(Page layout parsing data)

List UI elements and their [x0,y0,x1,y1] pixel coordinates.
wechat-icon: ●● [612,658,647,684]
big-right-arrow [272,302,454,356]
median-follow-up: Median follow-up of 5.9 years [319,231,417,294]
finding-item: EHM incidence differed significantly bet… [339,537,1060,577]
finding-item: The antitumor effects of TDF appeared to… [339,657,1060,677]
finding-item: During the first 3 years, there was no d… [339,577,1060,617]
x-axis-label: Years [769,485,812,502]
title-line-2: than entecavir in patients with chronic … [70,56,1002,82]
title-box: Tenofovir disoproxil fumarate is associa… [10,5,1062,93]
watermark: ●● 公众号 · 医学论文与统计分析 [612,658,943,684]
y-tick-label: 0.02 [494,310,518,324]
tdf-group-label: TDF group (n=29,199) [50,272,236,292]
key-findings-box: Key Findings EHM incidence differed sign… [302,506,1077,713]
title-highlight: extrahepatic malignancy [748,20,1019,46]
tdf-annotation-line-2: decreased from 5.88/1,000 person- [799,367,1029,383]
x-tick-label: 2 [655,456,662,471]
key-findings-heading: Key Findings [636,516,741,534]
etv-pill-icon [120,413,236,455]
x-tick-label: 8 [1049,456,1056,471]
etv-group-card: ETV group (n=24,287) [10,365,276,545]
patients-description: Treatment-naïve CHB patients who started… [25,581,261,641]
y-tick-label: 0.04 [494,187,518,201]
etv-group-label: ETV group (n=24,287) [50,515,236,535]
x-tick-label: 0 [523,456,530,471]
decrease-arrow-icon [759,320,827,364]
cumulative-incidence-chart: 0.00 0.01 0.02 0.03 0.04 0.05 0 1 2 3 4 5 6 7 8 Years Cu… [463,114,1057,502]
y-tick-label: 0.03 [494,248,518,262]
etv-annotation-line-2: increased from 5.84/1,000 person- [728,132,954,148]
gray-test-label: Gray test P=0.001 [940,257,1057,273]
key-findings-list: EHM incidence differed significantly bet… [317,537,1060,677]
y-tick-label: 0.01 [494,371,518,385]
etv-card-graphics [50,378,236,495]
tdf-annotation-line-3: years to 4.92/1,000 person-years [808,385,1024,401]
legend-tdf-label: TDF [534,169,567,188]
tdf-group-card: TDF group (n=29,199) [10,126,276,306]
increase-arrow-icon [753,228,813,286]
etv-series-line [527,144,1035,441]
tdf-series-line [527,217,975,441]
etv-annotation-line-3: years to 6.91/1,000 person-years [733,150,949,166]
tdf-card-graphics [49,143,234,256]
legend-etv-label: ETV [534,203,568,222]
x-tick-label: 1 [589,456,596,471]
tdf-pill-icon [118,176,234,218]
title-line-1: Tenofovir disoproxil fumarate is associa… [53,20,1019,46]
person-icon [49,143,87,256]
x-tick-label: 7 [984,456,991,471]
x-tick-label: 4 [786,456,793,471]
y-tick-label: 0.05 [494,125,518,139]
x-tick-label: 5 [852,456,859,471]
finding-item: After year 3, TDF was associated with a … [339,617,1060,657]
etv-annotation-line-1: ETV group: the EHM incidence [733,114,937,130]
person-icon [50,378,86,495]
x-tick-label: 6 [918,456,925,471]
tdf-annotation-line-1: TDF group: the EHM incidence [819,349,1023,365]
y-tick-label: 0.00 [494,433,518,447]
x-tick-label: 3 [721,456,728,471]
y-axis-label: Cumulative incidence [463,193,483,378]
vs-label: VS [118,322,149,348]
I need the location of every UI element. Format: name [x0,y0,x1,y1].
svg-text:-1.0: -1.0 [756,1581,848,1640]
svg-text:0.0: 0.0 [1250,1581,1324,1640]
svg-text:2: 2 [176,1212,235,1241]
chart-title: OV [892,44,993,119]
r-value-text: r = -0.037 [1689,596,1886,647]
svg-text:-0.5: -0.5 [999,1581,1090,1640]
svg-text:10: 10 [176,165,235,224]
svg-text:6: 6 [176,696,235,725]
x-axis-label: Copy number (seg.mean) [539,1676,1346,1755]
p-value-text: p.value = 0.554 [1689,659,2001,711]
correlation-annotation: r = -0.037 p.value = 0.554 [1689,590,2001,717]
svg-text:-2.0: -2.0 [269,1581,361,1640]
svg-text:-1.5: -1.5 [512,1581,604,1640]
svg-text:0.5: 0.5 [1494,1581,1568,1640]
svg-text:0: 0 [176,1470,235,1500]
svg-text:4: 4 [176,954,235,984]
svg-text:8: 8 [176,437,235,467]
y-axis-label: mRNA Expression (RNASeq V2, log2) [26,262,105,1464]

About this task:
For the word "chart", show every line of the entries that holds it.

Result:
cumulative-incidence-chart: 0.00 0.01 0.02 0.03 0.04 0.05 0 1 2 3 4 5 6 7 8 Years Cu… [463,114,1057,502]
chart-title: OV [892,44,993,119]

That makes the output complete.